# [WRITTEN TASK]
Skip the pictures. Transcribe the rest of the data below without changing a word.

# [GIVEN INFORMATION]
┏━━

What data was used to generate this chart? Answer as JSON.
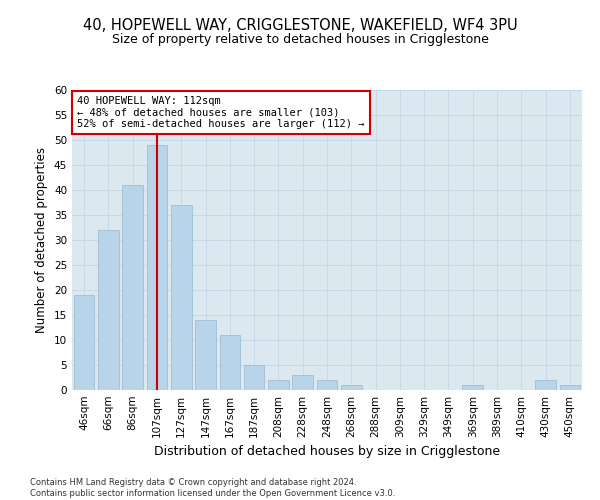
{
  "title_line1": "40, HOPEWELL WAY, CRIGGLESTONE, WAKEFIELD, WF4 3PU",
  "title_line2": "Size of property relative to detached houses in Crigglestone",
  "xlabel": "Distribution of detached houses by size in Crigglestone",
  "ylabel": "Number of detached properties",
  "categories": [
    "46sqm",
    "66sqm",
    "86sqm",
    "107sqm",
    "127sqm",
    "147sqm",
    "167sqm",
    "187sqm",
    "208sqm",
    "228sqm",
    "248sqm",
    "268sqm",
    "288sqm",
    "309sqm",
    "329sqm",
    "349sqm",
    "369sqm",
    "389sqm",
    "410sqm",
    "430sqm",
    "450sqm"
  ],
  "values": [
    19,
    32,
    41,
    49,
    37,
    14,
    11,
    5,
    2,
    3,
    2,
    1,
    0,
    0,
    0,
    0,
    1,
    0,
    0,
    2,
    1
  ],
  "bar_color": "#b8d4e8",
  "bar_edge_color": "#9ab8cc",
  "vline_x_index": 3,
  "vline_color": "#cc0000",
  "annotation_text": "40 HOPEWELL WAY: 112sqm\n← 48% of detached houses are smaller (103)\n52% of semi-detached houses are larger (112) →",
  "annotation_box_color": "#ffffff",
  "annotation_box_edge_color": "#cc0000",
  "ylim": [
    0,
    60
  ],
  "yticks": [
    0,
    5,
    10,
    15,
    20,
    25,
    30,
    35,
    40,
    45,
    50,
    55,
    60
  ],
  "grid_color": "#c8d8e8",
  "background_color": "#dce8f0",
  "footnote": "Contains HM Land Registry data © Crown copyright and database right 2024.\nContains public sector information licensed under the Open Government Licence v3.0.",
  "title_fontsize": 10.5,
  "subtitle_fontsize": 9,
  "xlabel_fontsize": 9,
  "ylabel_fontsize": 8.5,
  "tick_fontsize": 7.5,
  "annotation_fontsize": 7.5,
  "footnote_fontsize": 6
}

┗━━

# [RESULT OF THE EXERCISE]
What data was used to generate this chart? Answer as JSON.
{
  "title_line1": "40, HOPEWELL WAY, CRIGGLESTONE, WAKEFIELD, WF4 3PU",
  "title_line2": "Size of property relative to detached houses in Crigglestone",
  "xlabel": "Distribution of detached houses by size in Crigglestone",
  "ylabel": "Number of detached properties",
  "categories": [
    "46sqm",
    "66sqm",
    "86sqm",
    "107sqm",
    "127sqm",
    "147sqm",
    "167sqm",
    "187sqm",
    "208sqm",
    "228sqm",
    "248sqm",
    "268sqm",
    "288sqm",
    "309sqm",
    "329sqm",
    "349sqm",
    "369sqm",
    "389sqm",
    "410sqm",
    "430sqm",
    "450sqm"
  ],
  "values": [
    19,
    32,
    41,
    49,
    37,
    14,
    11,
    5,
    2,
    3,
    2,
    1,
    0,
    0,
    0,
    0,
    1,
    0,
    0,
    2,
    1
  ],
  "bar_color": "#b8d4e8",
  "bar_edge_color": "#9ab8cc",
  "vline_x_index": 3,
  "vline_color": "#cc0000",
  "annotation_text": "40 HOPEWELL WAY: 112sqm\n← 48% of detached houses are smaller (103)\n52% of semi-detached houses are larger (112) →",
  "annotation_box_color": "#ffffff",
  "annotation_box_edge_color": "#cc0000",
  "ylim": [
    0,
    60
  ],
  "yticks": [
    0,
    5,
    10,
    15,
    20,
    25,
    30,
    35,
    40,
    45,
    50,
    55,
    60
  ],
  "grid_color": "#c8d8e8",
  "background_color": "#dce8f0",
  "footnote": "Contains HM Land Registry data © Crown copyright and database right 2024.\nContains public sector information licensed under the Open Government Licence v3.0.",
  "title_fontsize": 10.5,
  "subtitle_fontsize": 9,
  "xlabel_fontsize": 9,
  "ylabel_fontsize": 8.5,
  "tick_fontsize": 7.5,
  "annotation_fontsize": 7.5,
  "footnote_fontsize": 6
}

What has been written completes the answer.